DIRECTION
Each entry below is to be duplicated verbatim.

DATASET ENTRIES
※ ※ ※
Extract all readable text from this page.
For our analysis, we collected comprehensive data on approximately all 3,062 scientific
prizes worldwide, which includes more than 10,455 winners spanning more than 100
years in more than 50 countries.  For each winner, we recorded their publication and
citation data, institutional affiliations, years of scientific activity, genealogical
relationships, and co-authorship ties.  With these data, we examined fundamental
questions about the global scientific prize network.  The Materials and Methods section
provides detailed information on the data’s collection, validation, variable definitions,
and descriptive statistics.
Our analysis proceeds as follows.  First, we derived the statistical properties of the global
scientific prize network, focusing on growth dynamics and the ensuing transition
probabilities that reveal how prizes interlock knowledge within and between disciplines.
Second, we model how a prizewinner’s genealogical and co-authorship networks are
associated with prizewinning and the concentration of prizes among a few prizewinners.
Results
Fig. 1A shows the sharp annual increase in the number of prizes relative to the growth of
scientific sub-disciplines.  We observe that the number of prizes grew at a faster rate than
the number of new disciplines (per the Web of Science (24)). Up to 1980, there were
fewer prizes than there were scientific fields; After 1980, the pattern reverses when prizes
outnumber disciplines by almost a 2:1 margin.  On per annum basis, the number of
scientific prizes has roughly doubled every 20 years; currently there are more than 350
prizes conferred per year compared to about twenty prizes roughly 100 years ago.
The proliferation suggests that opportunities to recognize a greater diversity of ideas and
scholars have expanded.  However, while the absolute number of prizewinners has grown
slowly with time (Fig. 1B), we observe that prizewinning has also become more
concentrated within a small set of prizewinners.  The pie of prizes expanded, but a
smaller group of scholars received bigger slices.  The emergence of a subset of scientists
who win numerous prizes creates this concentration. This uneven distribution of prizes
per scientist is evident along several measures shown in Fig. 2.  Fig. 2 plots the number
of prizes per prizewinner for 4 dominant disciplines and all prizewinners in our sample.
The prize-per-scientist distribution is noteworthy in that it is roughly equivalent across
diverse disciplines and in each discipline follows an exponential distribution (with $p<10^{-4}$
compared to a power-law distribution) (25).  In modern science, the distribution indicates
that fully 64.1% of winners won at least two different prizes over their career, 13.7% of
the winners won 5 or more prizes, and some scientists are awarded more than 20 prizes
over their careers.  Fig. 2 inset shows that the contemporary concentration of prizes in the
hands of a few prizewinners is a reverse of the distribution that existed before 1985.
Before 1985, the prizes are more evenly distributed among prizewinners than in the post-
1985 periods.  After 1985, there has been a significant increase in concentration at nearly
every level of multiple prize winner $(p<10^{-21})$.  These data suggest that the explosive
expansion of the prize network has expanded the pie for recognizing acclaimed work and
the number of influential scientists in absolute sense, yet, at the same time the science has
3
※ ※ ※
THE RESULT
Extract all readable text from this page.
For our analysis, we collected comprehensive data on approximately all 3,062 scientific
prizes worldwide, which includes more than 10,455 winners spanning more than 100
years in more than 50 countries.  For each winner, we recorded their publication and
citation data, institutional affiliations, years of scientific activity, genealogical
relationships, and co-authorship ties.  With these data, we examined fundamental
questions about the global scientific prize network.  The Materials and Methods section
provides detailed information on the data’s collection, validation, variable definitions,
and descriptive statistics.
Our analysis proceeds as follows.  First, we derived the statistical properties of the global
scientific prize network, focusing on growth dynamics and the ensuing transition
probabilities that reveal how prizes interlock knowledge within and between disciplines.
Second, we model how a prizewinner’s genealogical and co-authorship networks are
associated with prizewinning and the concentration of prizes among a few prizewinners.
Results
Fig. 1A shows the sharp annual increase in the number of prizes relative to the growth of
scientific sub-disciplines.  We observe that the number of prizes grew at a faster rate than
the number of new disciplines (per the Web of Science (24)). Up to 1980, there were
fewer prizes than there were scientific fields; After 1980, the pattern reverses when prizes
outnumber disciplines by almost a 2:1 margin.  On per annum basis, the number of
scientific prizes has roughly doubled every 20 years; currently there are more than 350
prizes conferred per year compared to about twenty prizes roughly 100 years ago.
The proliferation suggests that opportunities to recognize a greater diversity of ideas and
scholars have expanded.  However, while the absolute number of prizewinners has grown
slowly with time (Fig. 1B), we observe that prizewinning has also become more
concentrated within a small set of prizewinners.  The pie of prizes expanded, but a
smaller group of scholars received bigger slices.  The emergence of a subset of scientists
who win numerous prizes creates this concentration. This uneven distribution of prizes
per scientist is evident along several measures shown in Fig. 2.  Fig. 2 plots the number
of prizes per prizewinner for 4 dominant disciplines and all prizewinners in our sample.
The prize-per-scientist distribution is noteworthy in that it is roughly equivalent across
diverse disciplines and in each discipline follows an exponential distribution (with $p<10^{-4}$
compared to a power-law distribution) (25).  In modern science, the distribution indicates
that fully 64.1% of winners won at least two different prizes over their career, 13.7% of
the winners won 5 or more prizes, and some scientists are awarded more than 20 prizes
over their careers.  Fig. 2 inset shows that the contemporary concentration of prizes in the
hands of a few prizewinners is a reverse of the distribution that existed before 1985.
Before 1985, the prizes are more evenly distributed among prizewinners than in the post-
1985 periods.  After 1985, there has been a significant increase in concentration at nearly
every level of multiple prize winner $(p<10^{-21})$.  These data suggest that the explosive
expansion of the prize network has expanded the pie for recognizing acclaimed work and
the number of influential scientists in absolute sense, yet, at the same time the science has
3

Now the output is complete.